Objective
What follows is a set of entries. Give them again exactly, without the pictures.

Records for the task
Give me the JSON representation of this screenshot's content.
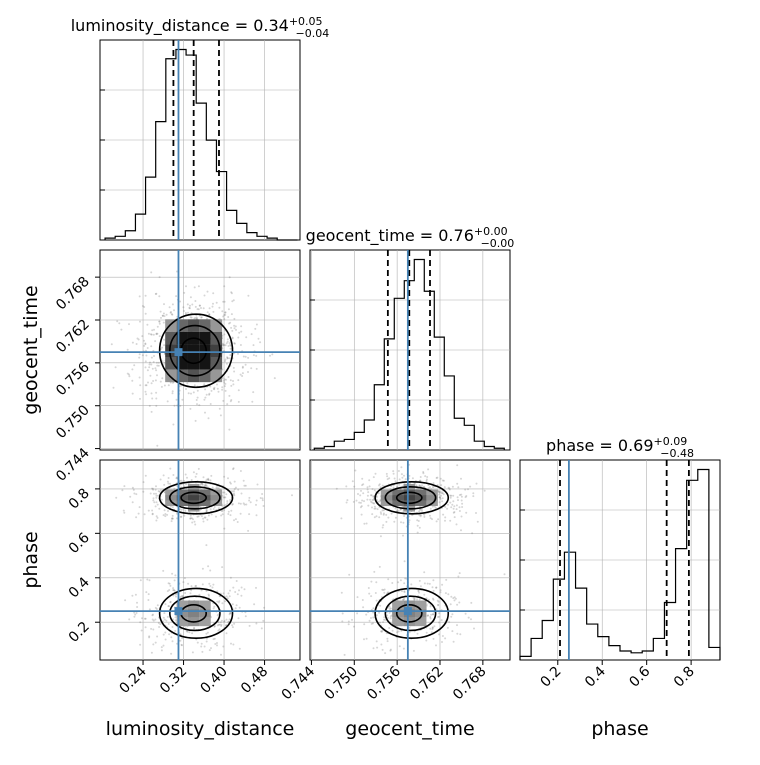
{
  "chart_data": {
    "type": "corner",
    "parameters": [
      "luminosity_distance",
      "geocent_time",
      "phase"
    ],
    "truths": {
      "luminosity_distance": 0.31,
      "geocent_time": 0.7575,
      "phase": 0.25
    },
    "colors": {
      "truth": "#4682b4",
      "hist": "#000000",
      "grid": "#b0b0b0"
    },
    "titles": [
      {
        "param": "luminosity_distance",
        "median": "0.34",
        "plus": "+0.05",
        "minus": "−0.04"
      },
      {
        "param": "geocent_time",
        "median": "0.76",
        "plus": "+0.00",
        "minus": "−0.00"
      },
      {
        "param": "phase",
        "median": "0.69",
        "plus": "+0.09",
        "minus": "−0.48"
      }
    ],
    "axes": {
      "luminosity_distance": {
        "range": [
          0.155,
          0.55
        ],
        "ticks": [
          0.24,
          0.32,
          0.4,
          0.48
        ],
        "tick_labels": [
          "0.24",
          "0.32",
          "0.40",
          "0.48"
        ],
        "label": "luminosity_distance"
      },
      "geocent_time": {
        "range": [
          0.7438,
          0.7718
        ],
        "ticks": [
          0.744,
          0.75,
          0.756,
          0.762,
          0.768
        ],
        "tick_labels": [
          "0.744",
          "0.750",
          "0.756",
          "0.762",
          "0.768"
        ],
        "label": "geocent_time"
      },
      "phase": {
        "range": [
          0.03,
          0.93
        ],
        "ticks": [
          0.2,
          0.4,
          0.6,
          0.8
        ],
        "tick_labels": [
          "0.2",
          "0.4",
          "0.6",
          "0.8"
        ],
        "label": "phase"
      }
    },
    "histograms": [
      {
        "param": "luminosity_distance",
        "bins": [
          0.165,
          0.185,
          0.205,
          0.225,
          0.245,
          0.265,
          0.285,
          0.305,
          0.325,
          0.345,
          0.365,
          0.385,
          0.405,
          0.425,
          0.445,
          0.465,
          0.485,
          0.505,
          0.525,
          0.545
        ],
        "counts": [
          1,
          2,
          5,
          14,
          34,
          64,
          98,
          103,
          100,
          74,
          54,
          37,
          16,
          9,
          4,
          2,
          1,
          0,
          0
        ],
        "quantiles": [
          0.3,
          0.34,
          0.39
        ]
      },
      {
        "param": "geocent_time",
        "bins": [
          0.7444,
          0.7458,
          0.7472,
          0.7486,
          0.75,
          0.7514,
          0.7528,
          0.7542,
          0.7556,
          0.757,
          0.7584,
          0.7598,
          0.7612,
          0.7626,
          0.764,
          0.7654,
          0.7668,
          0.7682,
          0.7696,
          0.771
        ],
        "counts": [
          1,
          2,
          5,
          6,
          10,
          17,
          37,
          63,
          86,
          96,
          108,
          90,
          64,
          42,
          18,
          14,
          5,
          2,
          1
        ],
        "quantiles": [
          0.7547,
          0.7577,
          0.7606
        ]
      },
      {
        "param": "phase",
        "bins": [
          0.03,
          0.08,
          0.13,
          0.18,
          0.23,
          0.28,
          0.33,
          0.38,
          0.43,
          0.48,
          0.53,
          0.58,
          0.63,
          0.68,
          0.73,
          0.78,
          0.83,
          0.88,
          0.93
        ],
        "counts": [
          2,
          12,
          22,
          45,
          60,
          40,
          20,
          13,
          8,
          5,
          4,
          5,
          12,
          32,
          62,
          100,
          106,
          7
        ],
        "quantiles": [
          0.21,
          0.69,
          0.79
        ]
      }
    ]
  }
}
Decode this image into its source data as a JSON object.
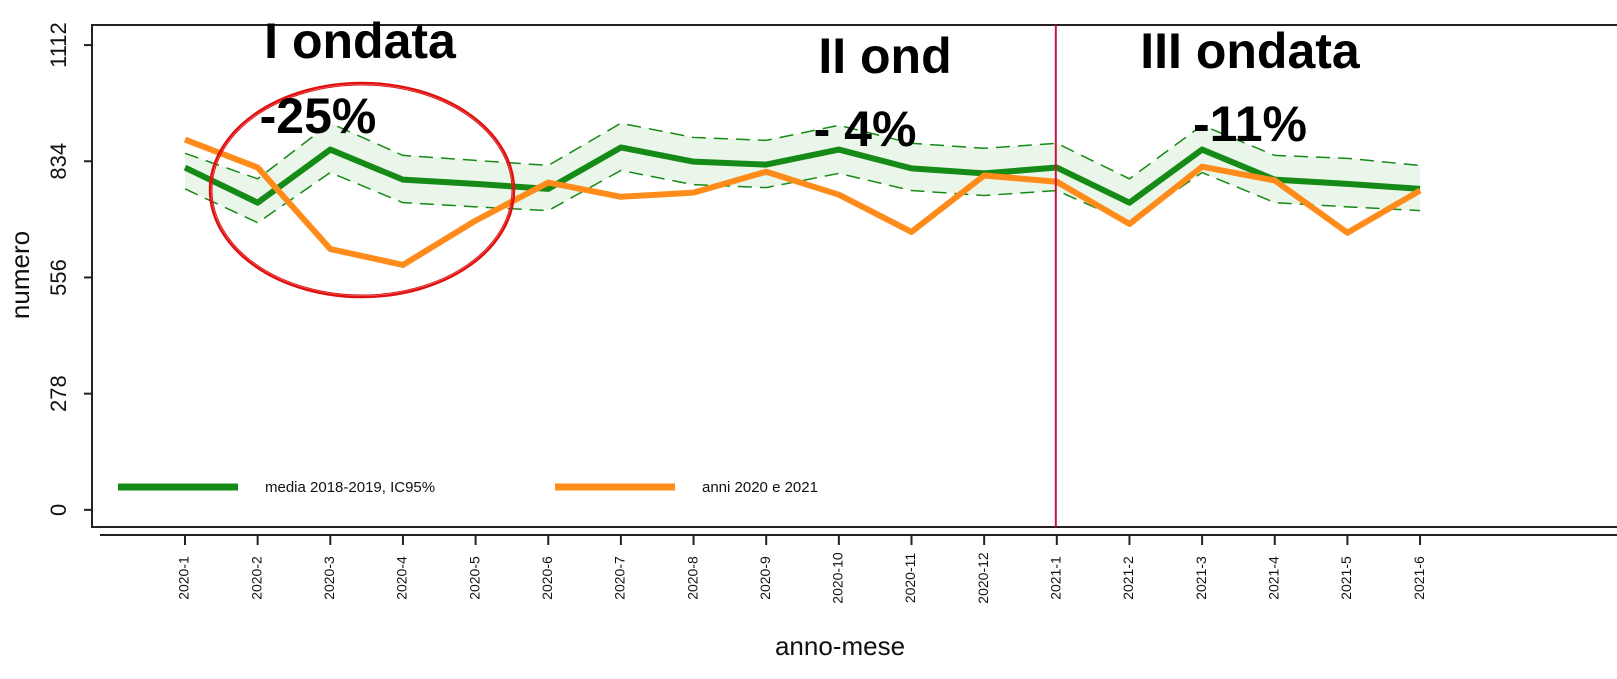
{
  "chart_data": {
    "type": "line",
    "x_label": "anno-mese",
    "y_label": "numero",
    "categories": [
      "2020-1",
      "2020-2",
      "2020-3",
      "2020-4",
      "2020-5",
      "2020-6",
      "2020-7",
      "2020-8",
      "2020-9",
      "2020-10",
      "2020-11",
      "2020-12",
      "2021-1",
      "2021-2",
      "2021-3",
      "2021-4",
      "2021-5",
      "2021-6"
    ],
    "series": [
      {
        "name": "media 2018-2019, IC95%",
        "color": "#168a16",
        "values": [
          819,
          735,
          862,
          790,
          780,
          768,
          867,
          833,
          826,
          862,
          817,
          805,
          819,
          735,
          862,
          790,
          780,
          768
        ],
        "upper": [
          853,
          792,
          925,
          848,
          836,
          824,
          925,
          891,
          884,
          920,
          877,
          865,
          877,
          792,
          920,
          848,
          841,
          824
        ],
        "lower": [
          768,
          687,
          807,
          735,
          725,
          716,
          812,
          778,
          771,
          805,
          764,
          752,
          764,
          687,
          807,
          735,
          725,
          716
        ],
        "band_color": "#eaf6ea"
      },
      {
        "name": "anni 2020 e 2021",
        "color": "#ff8c1a",
        "values": [
          886,
          819,
          624,
          586,
          692,
          783,
          749,
          759,
          809,
          754,
          665,
          800,
          785,
          684,
          821,
          788,
          663,
          764
        ]
      }
    ],
    "ylim": [
      -41,
      1160
    ],
    "yticks": [
      0,
      278,
      556,
      834,
      1112
    ],
    "vline": "2021-1",
    "vline_color": "#c8143c",
    "annotations": [
      "I ondata",
      "-25%",
      "II ond",
      "- 4%",
      "III ondata",
      "-11%"
    ]
  }
}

Worked answer
Give me the JSON representation of this screenshot's content.
{
  "chart_data": {
    "type": "corner",
    "parameters": [
      "luminosity_distance",
      "geocent_time",
      "phase"
    ],
    "truths": {
      "luminosity_distance": 0.31,
      "geocent_time": 0.7575,
      "phase": 0.25
    },
    "colors": {
      "truth": "#4682b4",
      "hist": "#000000",
      "grid": "#b0b0b0"
    },
    "titles": [
      {
        "param": "luminosity_distance",
        "median": "0.34",
        "plus": "+0.05",
        "minus": "−0.04"
      },
      {
        "param": "geocent_time",
        "median": "0.76",
        "plus": "+0.00",
        "minus": "−0.00"
      },
      {
        "param": "phase",
        "median": "0.69",
        "plus": "+0.09",
        "minus": "−0.48"
      }
    ],
    "axes": {
      "luminosity_distance": {
        "range": [
          0.155,
          0.55
        ],
        "ticks": [
          0.24,
          0.32,
          0.4,
          0.48
        ],
        "tick_labels": [
          "0.24",
          "0.32",
          "0.40",
          "0.48"
        ],
        "label": "luminosity_distance"
      },
      "geocent_time": {
        "range": [
          0.7438,
          0.7718
        ],
        "ticks": [
          0.744,
          0.75,
          0.756,
          0.762,
          0.768
        ],
        "tick_labels": [
          "0.744",
          "0.750",
          "0.756",
          "0.762",
          "0.768"
        ],
        "label": "geocent_time"
      },
      "phase": {
        "range": [
          0.03,
          0.93
        ],
        "ticks": [
          0.2,
          0.4,
          0.6,
          0.8
        ],
        "tick_labels": [
          "0.2",
          "0.4",
          "0.6",
          "0.8"
        ],
        "label": "phase"
      }
    },
    "histograms": [
      {
        "param": "luminosity_distance",
        "bins": [
          0.165,
          0.185,
          0.205,
          0.225,
          0.245,
          0.265,
          0.285,
          0.305,
          0.325,
          0.345,
          0.365,
          0.385,
          0.405,
          0.425,
          0.445,
          0.465,
          0.485,
          0.505,
          0.525,
          0.545
        ],
        "counts": [
          1,
          2,
          5,
          14,
          34,
          64,
          98,
          103,
          100,
          74,
          54,
          37,
          16,
          9,
          4,
          2,
          1,
          0,
          0
        ],
        "quantiles": [
          0.3,
          0.34,
          0.39
        ]
      },
      {
        "param": "geocent_time",
        "bins": [
          0.7444,
          0.7458,
          0.7472,
          0.7486,
          0.75,
          0.7514,
          0.7528,
          0.7542,
          0.7556,
          0.757,
          0.7584,
          0.7598,
          0.7612,
          0.7626,
          0.764,
          0.7654,
          0.7668,
          0.7682,
          0.7696,
          0.771
        ],
        "counts": [
          1,
          2,
          5,
          6,
          10,
          17,
          37,
          63,
          86,
          96,
          108,
          90,
          64,
          42,
          18,
          14,
          5,
          2,
          1
        ],
        "quantiles": [
          0.7547,
          0.7577,
          0.7606
        ]
      },
      {
        "param": "phase",
        "bins": [
          0.03,
          0.08,
          0.13,
          0.18,
          0.23,
          0.28,
          0.33,
          0.38,
          0.43,
          0.48,
          0.53,
          0.58,
          0.63,
          0.68,
          0.73,
          0.78,
          0.83,
          0.88,
          0.93
        ],
        "counts": [
          2,
          12,
          22,
          45,
          60,
          40,
          20,
          13,
          8,
          5,
          4,
          5,
          12,
          32,
          62,
          100,
          106,
          7
        ],
        "quantiles": [
          0.21,
          0.69,
          0.79
        ]
      }
    ]
  }
}
Decode this image into its source data as a JSON object.
{
  "chart_data": {
    "type": "line",
    "x_label": "anno-mese",
    "y_label": "numero",
    "categories": [
      "2020-1",
      "2020-2",
      "2020-3",
      "2020-4",
      "2020-5",
      "2020-6",
      "2020-7",
      "2020-8",
      "2020-9",
      "2020-10",
      "2020-11",
      "2020-12",
      "2021-1",
      "2021-2",
      "2021-3",
      "2021-4",
      "2021-5",
      "2021-6"
    ],
    "series": [
      {
        "name": "media 2018-2019, IC95%",
        "color": "#168a16",
        "values": [
          819,
          735,
          862,
          790,
          780,
          768,
          867,
          833,
          826,
          862,
          817,
          805,
          819,
          735,
          862,
          790,
          780,
          768
        ],
        "upper": [
          853,
          792,
          925,
          848,
          836,
          824,
          925,
          891,
          884,
          920,
          877,
          865,
          877,
          792,
          920,
          848,
          841,
          824
        ],
        "lower": [
          768,
          687,
          807,
          735,
          725,
          716,
          812,
          778,
          771,
          805,
          764,
          752,
          764,
          687,
          807,
          735,
          725,
          716
        ],
        "band_color": "#eaf6ea"
      },
      {
        "name": "anni 2020 e 2021",
        "color": "#ff8c1a",
        "values": [
          886,
          819,
          624,
          586,
          692,
          783,
          749,
          759,
          809,
          754,
          665,
          800,
          785,
          684,
          821,
          788,
          663,
          764
        ]
      }
    ],
    "ylim": [
      -41,
      1160
    ],
    "yticks": [
      0,
      278,
      556,
      834,
      1112
    ],
    "vline": "2021-1",
    "vline_color": "#c8143c",
    "annotations": [
      "I ondata",
      "-25%",
      "II ond",
      "- 4%",
      "III ondata",
      "-11%"
    ]
  }
}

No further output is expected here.